Page content transcription data:

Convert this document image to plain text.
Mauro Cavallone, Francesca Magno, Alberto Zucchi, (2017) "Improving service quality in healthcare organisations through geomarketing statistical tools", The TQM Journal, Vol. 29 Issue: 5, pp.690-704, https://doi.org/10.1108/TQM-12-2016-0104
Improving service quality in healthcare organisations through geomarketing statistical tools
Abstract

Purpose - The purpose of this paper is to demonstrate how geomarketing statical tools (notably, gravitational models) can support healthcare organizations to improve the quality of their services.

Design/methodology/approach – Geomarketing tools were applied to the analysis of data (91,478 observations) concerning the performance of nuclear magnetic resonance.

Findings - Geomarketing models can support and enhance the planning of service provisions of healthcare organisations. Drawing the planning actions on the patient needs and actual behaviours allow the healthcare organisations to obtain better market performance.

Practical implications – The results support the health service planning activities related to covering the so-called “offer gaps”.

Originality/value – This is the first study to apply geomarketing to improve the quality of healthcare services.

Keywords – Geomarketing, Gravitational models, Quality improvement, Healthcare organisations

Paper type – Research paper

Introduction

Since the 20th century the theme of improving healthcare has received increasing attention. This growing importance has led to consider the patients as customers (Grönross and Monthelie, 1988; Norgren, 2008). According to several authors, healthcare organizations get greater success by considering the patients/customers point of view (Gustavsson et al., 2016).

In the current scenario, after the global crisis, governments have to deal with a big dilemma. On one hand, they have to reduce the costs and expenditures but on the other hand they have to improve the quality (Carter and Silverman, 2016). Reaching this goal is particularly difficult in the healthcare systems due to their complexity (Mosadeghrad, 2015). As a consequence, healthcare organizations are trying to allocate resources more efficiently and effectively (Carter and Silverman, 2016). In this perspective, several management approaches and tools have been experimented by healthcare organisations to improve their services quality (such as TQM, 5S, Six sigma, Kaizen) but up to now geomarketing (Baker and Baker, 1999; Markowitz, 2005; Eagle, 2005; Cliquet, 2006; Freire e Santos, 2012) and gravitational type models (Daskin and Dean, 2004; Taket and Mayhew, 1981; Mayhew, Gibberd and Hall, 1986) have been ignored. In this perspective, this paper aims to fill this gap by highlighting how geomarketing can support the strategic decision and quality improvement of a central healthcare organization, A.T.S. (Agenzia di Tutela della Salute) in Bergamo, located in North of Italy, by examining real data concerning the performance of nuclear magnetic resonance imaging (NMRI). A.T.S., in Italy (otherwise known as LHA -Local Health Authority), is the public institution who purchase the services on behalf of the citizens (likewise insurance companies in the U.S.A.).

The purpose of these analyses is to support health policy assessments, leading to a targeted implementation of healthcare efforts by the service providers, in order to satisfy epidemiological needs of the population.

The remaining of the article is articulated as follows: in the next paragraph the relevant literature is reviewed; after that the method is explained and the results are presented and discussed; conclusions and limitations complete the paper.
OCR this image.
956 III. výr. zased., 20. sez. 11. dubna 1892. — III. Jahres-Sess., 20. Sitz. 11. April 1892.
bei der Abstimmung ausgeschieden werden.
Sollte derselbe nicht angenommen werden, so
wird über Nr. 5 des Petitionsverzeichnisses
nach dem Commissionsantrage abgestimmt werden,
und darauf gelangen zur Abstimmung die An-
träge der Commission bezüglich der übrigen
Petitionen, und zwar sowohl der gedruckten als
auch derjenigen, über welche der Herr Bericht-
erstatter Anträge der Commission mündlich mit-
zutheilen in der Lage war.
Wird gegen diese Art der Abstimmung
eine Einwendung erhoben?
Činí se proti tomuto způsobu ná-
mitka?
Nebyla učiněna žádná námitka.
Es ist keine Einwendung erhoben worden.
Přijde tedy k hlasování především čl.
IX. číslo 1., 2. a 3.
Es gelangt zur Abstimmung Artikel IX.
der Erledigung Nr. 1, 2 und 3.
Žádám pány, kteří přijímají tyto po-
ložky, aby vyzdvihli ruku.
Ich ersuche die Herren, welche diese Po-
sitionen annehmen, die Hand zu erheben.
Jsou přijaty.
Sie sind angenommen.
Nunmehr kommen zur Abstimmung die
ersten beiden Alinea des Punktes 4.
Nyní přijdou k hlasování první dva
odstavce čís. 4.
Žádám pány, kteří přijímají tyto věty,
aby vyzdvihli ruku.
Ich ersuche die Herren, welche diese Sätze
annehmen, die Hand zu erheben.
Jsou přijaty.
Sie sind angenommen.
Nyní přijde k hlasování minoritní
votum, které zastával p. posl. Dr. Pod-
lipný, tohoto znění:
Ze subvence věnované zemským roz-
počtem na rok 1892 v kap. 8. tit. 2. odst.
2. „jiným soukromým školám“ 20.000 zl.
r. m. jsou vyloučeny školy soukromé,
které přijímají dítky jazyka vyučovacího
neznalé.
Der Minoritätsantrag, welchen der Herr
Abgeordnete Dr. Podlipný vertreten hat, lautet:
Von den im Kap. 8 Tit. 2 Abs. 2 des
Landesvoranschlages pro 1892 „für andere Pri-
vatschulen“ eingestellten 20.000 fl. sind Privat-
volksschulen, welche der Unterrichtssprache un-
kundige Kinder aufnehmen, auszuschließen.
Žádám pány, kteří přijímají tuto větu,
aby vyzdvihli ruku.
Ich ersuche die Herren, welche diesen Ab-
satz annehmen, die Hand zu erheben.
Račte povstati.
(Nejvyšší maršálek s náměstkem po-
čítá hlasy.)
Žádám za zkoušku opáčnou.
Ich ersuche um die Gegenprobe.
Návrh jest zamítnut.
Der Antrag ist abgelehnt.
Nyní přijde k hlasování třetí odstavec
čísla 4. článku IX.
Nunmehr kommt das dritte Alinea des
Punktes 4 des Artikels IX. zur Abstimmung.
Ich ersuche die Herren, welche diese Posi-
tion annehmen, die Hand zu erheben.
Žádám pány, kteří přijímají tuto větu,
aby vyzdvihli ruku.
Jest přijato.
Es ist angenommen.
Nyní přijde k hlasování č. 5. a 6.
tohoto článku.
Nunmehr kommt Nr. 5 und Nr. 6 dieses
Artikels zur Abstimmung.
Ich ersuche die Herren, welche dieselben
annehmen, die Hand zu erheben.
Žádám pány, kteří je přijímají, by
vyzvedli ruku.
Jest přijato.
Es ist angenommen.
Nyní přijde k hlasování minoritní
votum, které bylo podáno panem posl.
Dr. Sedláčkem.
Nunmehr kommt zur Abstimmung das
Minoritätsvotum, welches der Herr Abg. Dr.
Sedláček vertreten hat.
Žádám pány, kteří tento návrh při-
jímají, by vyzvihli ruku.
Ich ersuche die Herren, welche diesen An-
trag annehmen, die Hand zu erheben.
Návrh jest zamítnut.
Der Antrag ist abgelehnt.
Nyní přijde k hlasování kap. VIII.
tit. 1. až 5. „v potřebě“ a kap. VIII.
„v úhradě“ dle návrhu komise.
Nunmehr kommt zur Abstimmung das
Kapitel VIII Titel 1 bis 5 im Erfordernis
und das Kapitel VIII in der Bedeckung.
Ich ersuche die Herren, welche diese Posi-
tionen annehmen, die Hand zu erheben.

**Task:** Copy out every record again, letter for letter.

**Task result:**
Convert this document image to plain text.
Mauro Cavallone, Francesca Magno, Alberto Zucchi, (2017) "Improving service quality in healthcare organisations through geomarketing statistical tools", The TQM Journal, Vol. 29 Issue: 5, pp.690-704, https://doi.org/10.1108/TQM-12-2016-0104
Improving service quality in healthcare organisations through geomarketing statistical tools
Abstract

Purpose - The purpose of this paper is to demonstrate how geomarketing statical tools (notably, gravitational models) can support healthcare organizations to improve the quality of their services.

Design/methodology/approach – Geomarketing tools were applied to the analysis of data (91,478 observations) concerning the performance of nuclear magnetic resonance.

Findings - Geomarketing models can support and enhance the planning of service provisions of healthcare organisations. Drawing the planning actions on the patient needs and actual behaviours allow the healthcare organisations to obtain better market performance.

Practical implications – The results support the health service planning activities related to covering the so-called “offer gaps”.

Originality/value – This is the first study to apply geomarketing to improve the quality of healthcare services.

Keywords – Geomarketing, Gravitational models, Quality improvement, Healthcare organisations

Paper type – Research paper

Introduction

Since the 20th century the theme of improving healthcare has received increasing attention. This growing importance has led to consider the patients as customers (Grönross and Monthelie, 1988; Norgren, 2008). According to several authors, healthcare organizations get greater success by considering the patients/customers point of view (Gustavsson et al., 2016).

In the current scenario, after the global crisis, governments have to deal with a big dilemma. On one hand, they have to reduce the costs and expenditures but on the other hand they have to improve the quality (Carter and Silverman, 2016). Reaching this goal is particularly difficult in the healthcare systems due to their complexity (Mosadeghrad, 2015). As a consequence, healthcare organizations are trying to allocate resources more efficiently and effectively (Carter and Silverman, 2016). In this perspective, several management approaches and tools have been experimented by healthcare organisations to improve their services quality (such as TQM, 5S, Six sigma, Kaizen) but up to now geomarketing (Baker and Baker, 1999; Markowitz, 2005; Eagle, 2005; Cliquet, 2006; Freire e Santos, 2012) and gravitational type models (Daskin and Dean, 2004; Taket and Mayhew, 1981; Mayhew, Gibberd and Hall, 1986) have been ignored. In this perspective, this paper aims to fill this gap by highlighting how geomarketing can support the strategic decision and quality improvement of a central healthcare organization, A.T.S. (Agenzia di Tutela della Salute) in Bergamo, located in North of Italy, by examining real data concerning the performance of nuclear magnetic resonance imaging (NMRI). A.T.S., in Italy (otherwise known as LHA -Local Health Authority), is the public institution who purchase the services on behalf of the citizens (likewise insurance companies in the U.S.A.).

The purpose of these analyses is to support health policy assessments, leading to a targeted implementation of healthcare efforts by the service providers, in order to satisfy epidemiological needs of the population.

The remaining of the article is articulated as follows: in the next paragraph the relevant literature is reviewed; after that the method is explained and the results are presented and discussed; conclusions and limitations complete the paper.
OCR this image.
956 III. výr. zased., 20. sez. 11. dubna 1892. — III. Jahres-Sess., 20. Sitz. 11. April 1892.
bei der Abstimmung ausgeschieden werden.
Sollte derselbe nicht angenommen werden, so
wird über Nr. 5 des Petitionsverzeichnisses
nach dem Commissionsantrage abgestimmt werden,
und darauf gelangen zur Abstimmung die An-
träge der Commission bezüglich der übrigen
Petitionen, und zwar sowohl der gedruckten als
auch derjenigen, über welche der Herr Bericht-
erstatter Anträge der Commission mündlich mit-
zutheilen in der Lage war.
Wird gegen diese Art der Abstimmung
eine Einwendung erhoben?
Činí se proti tomuto způsobu ná-
mitka?
Nebyla učiněna žádná námitka.
Es ist keine Einwendung erhoben worden.
Přijde tedy k hlasování především čl.
IX. číslo 1., 2. a 3.
Es gelangt zur Abstimmung Artikel IX.
der Erledigung Nr. 1, 2 und 3.
Žádám pány, kteří přijímají tyto po-
ložky, aby vyzdvihli ruku.
Ich ersuche die Herren, welche diese Po-
sitionen annehmen, die Hand zu erheben.
Jsou přijaty.
Sie sind angenommen.
Nunmehr kommen zur Abstimmung die
ersten beiden Alinea des Punktes 4.
Nyní přijdou k hlasování první dva
odstavce čís. 4.
Žádám pány, kteří přijímají tyto věty,
aby vyzdvihli ruku.
Ich ersuche die Herren, welche diese Sätze
annehmen, die Hand zu erheben.
Jsou přijaty.
Sie sind angenommen.
Nyní přijde k hlasování minoritní
votum, které zastával p. posl. Dr. Pod-
lipný, tohoto znění:
Ze subvence věnované zemským roz-
počtem na rok 1892 v kap. 8. tit. 2. odst.
2. „jiným soukromým školám“ 20.000 zl.
r. m. jsou vyloučeny školy soukromé,
které přijímají dítky jazyka vyučovacího
neznalé.
Der Minoritätsantrag, welchen der Herr
Abgeordnete Dr. Podlipný vertreten hat, lautet:
Von den im Kap. 8 Tit. 2 Abs. 2 des
Landesvoranschlages pro 1892 „für andere Pri-
vatschulen“ eingestellten 20.000 fl. sind Privat-
volksschulen, welche der Unterrichtssprache un-
kundige Kinder aufnehmen, auszuschließen.
Žádám pány, kteří přijímají tuto větu,
aby vyzdvihli ruku.
Ich ersuche die Herren, welche diesen Ab-
satz annehmen, die Hand zu erheben.
Račte povstati.
(Nejvyšší maršálek s náměstkem po-
čítá hlasy.)
Žádám za zkoušku opáčnou.
Ich ersuche um die Gegenprobe.
Návrh jest zamítnut.
Der Antrag ist abgelehnt.
Nyní přijde k hlasování třetí odstavec
čísla 4. článku IX.
Nunmehr kommt das dritte Alinea des
Punktes 4 des Artikels IX. zur Abstimmung.
Ich ersuche die Herren, welche diese Posi-
tion annehmen, die Hand zu erheben.
Žádám pány, kteří přijímají tuto větu,
aby vyzdvihli ruku.
Jest přijato.
Es ist angenommen.
Nyní přijde k hlasování č. 5. a 6.
tohoto článku.
Nunmehr kommt Nr. 5 und Nr. 6 dieses
Artikels zur Abstimmung.
Ich ersuche die Herren, welche dieselben
annehmen, die Hand zu erheben.
Žádám pány, kteří je přijímají, by
vyzvedli ruku.
Jest přijato.
Es ist angenommen.
Nyní přijde k hlasování minoritní
votum, které bylo podáno panem posl.
Dr. Sedláčkem.
Nunmehr kommt zur Abstimmung das
Minoritätsvotum, welches der Herr Abg. Dr.
Sedláček vertreten hat.
Žádám pány, kteří tento návrh při-
jímají, by vyzvihli ruku.
Ich ersuche die Herren, welche diesen An-
trag annehmen, die Hand zu erheben.
Návrh jest zamítnut.
Der Antrag ist abgelehnt.
Nyní přijde k hlasování kap. VIII.
tit. 1. až 5. „v potřebě“ a kap. VIII.
„v úhradě“ dle návrhu komise.
Nunmehr kommt zur Abstimmung das
Kapitel VIII Titel 1 bis 5 im Erfordernis
und das Kapitel VIII in der Bedeckung.
Ich ersuche die Herren, welche diese Posi-
tionen annehmen, die Hand zu erheben.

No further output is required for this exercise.